● Task instructions:
Find each line with the word "band" and say how many there are, nothing else.

Records excerpted from a collection:
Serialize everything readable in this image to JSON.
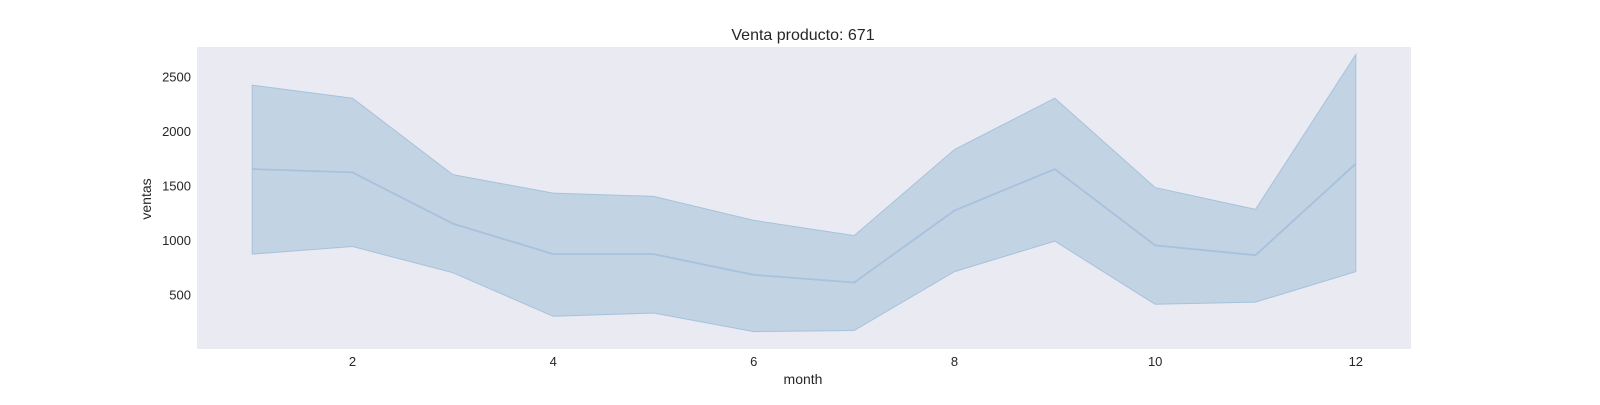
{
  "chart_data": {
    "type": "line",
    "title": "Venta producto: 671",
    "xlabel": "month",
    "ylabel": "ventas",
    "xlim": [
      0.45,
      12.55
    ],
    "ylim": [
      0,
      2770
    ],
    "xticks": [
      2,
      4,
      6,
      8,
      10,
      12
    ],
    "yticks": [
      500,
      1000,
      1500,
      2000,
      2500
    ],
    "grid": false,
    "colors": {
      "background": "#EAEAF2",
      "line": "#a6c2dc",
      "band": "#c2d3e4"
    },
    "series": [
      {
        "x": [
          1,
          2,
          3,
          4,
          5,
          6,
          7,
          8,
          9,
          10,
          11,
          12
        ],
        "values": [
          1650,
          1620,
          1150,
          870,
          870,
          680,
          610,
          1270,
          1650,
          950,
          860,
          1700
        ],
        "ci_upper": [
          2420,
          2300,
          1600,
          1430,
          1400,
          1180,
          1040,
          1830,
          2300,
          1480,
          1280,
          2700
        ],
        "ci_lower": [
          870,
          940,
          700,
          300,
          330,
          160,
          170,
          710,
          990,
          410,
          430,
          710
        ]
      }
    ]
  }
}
...
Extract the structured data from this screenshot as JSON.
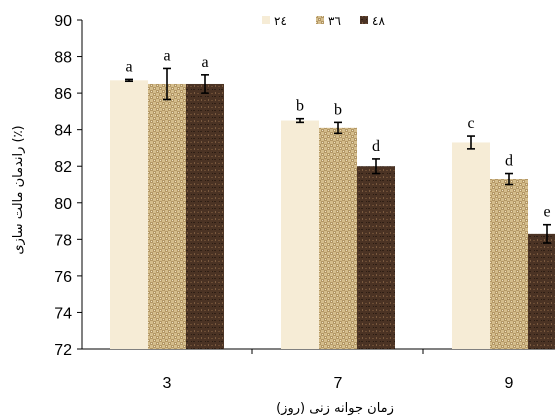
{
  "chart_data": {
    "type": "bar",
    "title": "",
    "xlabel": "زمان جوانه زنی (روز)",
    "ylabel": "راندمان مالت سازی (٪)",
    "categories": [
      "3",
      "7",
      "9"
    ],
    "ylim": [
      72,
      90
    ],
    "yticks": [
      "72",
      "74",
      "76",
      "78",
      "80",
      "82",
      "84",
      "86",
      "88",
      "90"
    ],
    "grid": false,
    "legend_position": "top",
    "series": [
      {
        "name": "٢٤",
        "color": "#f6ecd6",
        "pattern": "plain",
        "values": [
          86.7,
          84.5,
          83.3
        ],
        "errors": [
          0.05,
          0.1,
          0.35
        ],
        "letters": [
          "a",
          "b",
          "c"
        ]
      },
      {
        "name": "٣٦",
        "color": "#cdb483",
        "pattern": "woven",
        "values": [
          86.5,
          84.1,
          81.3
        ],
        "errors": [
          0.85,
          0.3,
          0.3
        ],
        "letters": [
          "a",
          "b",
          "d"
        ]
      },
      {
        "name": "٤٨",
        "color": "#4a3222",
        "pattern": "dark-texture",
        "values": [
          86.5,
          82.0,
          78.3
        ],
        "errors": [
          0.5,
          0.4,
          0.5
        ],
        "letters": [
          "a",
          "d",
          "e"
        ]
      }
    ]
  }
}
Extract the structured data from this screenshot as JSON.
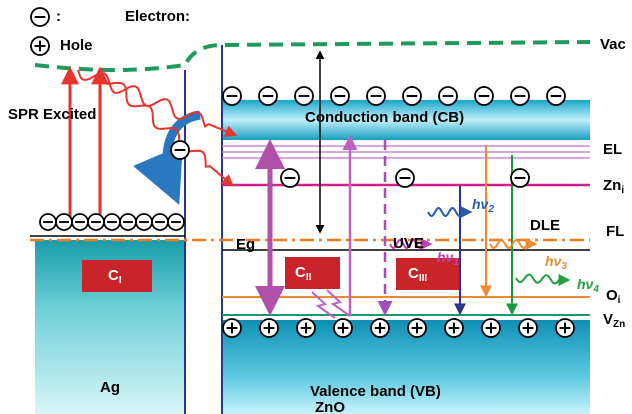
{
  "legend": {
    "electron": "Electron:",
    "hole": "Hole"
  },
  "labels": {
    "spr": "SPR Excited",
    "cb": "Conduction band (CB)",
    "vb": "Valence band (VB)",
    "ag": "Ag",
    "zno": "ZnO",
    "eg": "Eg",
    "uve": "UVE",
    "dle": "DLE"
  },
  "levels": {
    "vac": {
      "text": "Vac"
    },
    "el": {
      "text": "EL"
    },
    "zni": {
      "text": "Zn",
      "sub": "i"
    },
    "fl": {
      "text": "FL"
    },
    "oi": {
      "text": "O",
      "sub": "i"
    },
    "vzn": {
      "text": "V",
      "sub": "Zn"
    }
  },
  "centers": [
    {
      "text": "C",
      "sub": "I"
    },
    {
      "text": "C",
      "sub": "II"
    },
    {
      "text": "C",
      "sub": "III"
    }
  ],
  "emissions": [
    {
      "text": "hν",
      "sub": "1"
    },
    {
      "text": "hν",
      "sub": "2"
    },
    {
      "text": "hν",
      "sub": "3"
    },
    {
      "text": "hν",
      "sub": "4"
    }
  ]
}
...
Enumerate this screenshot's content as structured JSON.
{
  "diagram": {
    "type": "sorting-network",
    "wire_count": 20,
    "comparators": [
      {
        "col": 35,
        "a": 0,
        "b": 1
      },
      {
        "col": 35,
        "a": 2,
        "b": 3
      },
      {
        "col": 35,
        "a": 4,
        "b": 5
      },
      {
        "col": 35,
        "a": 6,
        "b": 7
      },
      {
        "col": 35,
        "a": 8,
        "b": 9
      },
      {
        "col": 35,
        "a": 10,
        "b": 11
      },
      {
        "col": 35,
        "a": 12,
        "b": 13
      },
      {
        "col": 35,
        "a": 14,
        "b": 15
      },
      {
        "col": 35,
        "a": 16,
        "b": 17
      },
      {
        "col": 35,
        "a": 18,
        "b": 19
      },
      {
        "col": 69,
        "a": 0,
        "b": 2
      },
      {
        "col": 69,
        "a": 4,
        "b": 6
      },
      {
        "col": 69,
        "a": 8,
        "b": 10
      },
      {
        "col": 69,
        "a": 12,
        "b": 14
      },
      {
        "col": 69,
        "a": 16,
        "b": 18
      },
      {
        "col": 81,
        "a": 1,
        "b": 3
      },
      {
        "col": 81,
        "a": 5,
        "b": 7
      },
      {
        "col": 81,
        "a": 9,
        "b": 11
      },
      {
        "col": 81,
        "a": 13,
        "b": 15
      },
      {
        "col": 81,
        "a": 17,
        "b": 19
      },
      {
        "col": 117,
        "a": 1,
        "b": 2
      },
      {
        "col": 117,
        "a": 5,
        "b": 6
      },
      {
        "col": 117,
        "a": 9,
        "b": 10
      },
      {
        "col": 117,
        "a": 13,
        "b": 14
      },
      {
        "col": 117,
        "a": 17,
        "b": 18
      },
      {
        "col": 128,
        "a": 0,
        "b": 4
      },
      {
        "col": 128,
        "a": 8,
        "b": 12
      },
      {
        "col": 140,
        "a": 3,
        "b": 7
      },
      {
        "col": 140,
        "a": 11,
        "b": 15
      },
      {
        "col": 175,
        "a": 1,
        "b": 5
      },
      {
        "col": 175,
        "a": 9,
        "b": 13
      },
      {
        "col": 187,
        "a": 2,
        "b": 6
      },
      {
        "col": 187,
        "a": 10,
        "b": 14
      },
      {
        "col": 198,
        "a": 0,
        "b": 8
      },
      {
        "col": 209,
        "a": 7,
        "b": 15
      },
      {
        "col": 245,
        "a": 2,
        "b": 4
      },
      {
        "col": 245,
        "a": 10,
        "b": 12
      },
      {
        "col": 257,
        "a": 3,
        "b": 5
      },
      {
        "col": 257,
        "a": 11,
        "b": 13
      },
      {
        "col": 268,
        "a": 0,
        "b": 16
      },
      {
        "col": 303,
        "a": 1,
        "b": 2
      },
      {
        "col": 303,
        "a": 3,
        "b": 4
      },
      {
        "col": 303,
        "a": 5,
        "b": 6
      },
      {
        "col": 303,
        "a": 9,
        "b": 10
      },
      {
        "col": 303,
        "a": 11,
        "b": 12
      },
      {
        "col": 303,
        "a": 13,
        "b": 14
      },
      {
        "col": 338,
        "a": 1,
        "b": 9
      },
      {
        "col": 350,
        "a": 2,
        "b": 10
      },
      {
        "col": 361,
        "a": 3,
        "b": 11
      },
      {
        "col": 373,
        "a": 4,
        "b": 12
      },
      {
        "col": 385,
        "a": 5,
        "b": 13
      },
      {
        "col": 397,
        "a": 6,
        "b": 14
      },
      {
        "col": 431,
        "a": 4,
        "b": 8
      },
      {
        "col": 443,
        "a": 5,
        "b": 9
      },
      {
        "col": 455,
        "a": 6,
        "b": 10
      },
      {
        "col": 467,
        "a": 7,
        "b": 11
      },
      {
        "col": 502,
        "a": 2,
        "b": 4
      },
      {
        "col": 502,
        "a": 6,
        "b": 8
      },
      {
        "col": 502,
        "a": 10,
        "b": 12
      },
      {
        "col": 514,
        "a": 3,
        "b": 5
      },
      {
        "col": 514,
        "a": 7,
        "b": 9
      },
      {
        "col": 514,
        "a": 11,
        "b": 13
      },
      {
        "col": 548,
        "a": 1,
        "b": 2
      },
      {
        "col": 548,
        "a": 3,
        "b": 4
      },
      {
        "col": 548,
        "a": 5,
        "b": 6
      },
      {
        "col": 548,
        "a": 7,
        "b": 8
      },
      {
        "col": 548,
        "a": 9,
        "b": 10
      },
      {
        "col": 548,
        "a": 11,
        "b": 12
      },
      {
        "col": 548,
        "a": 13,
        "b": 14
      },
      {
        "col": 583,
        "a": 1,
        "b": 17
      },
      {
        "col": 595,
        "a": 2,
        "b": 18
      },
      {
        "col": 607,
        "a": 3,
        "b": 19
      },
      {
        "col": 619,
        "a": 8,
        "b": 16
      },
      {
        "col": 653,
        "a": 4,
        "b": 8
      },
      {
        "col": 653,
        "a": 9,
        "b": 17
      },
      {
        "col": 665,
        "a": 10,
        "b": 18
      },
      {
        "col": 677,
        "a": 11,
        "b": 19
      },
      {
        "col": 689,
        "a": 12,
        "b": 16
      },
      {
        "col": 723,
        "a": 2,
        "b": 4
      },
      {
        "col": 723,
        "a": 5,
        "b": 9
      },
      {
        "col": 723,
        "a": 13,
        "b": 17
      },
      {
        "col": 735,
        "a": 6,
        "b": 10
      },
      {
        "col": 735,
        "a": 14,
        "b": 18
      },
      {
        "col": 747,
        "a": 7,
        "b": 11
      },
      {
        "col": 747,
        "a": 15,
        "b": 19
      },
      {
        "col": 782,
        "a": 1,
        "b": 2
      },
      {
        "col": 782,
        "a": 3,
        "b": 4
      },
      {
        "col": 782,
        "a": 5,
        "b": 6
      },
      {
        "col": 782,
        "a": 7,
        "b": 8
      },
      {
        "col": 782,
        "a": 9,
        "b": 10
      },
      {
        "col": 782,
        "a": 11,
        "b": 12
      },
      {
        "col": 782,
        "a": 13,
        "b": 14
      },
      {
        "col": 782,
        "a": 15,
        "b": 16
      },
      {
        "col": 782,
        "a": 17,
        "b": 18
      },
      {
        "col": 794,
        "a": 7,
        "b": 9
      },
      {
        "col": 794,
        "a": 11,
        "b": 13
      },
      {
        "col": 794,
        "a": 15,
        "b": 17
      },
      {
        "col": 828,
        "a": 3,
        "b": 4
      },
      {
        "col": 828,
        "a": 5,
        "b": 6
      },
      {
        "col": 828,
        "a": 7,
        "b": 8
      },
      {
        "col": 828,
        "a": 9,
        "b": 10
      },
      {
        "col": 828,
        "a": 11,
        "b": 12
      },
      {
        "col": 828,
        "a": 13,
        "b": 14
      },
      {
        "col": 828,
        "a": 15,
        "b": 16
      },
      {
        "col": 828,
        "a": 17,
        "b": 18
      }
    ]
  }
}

● Reply to the exercise:
3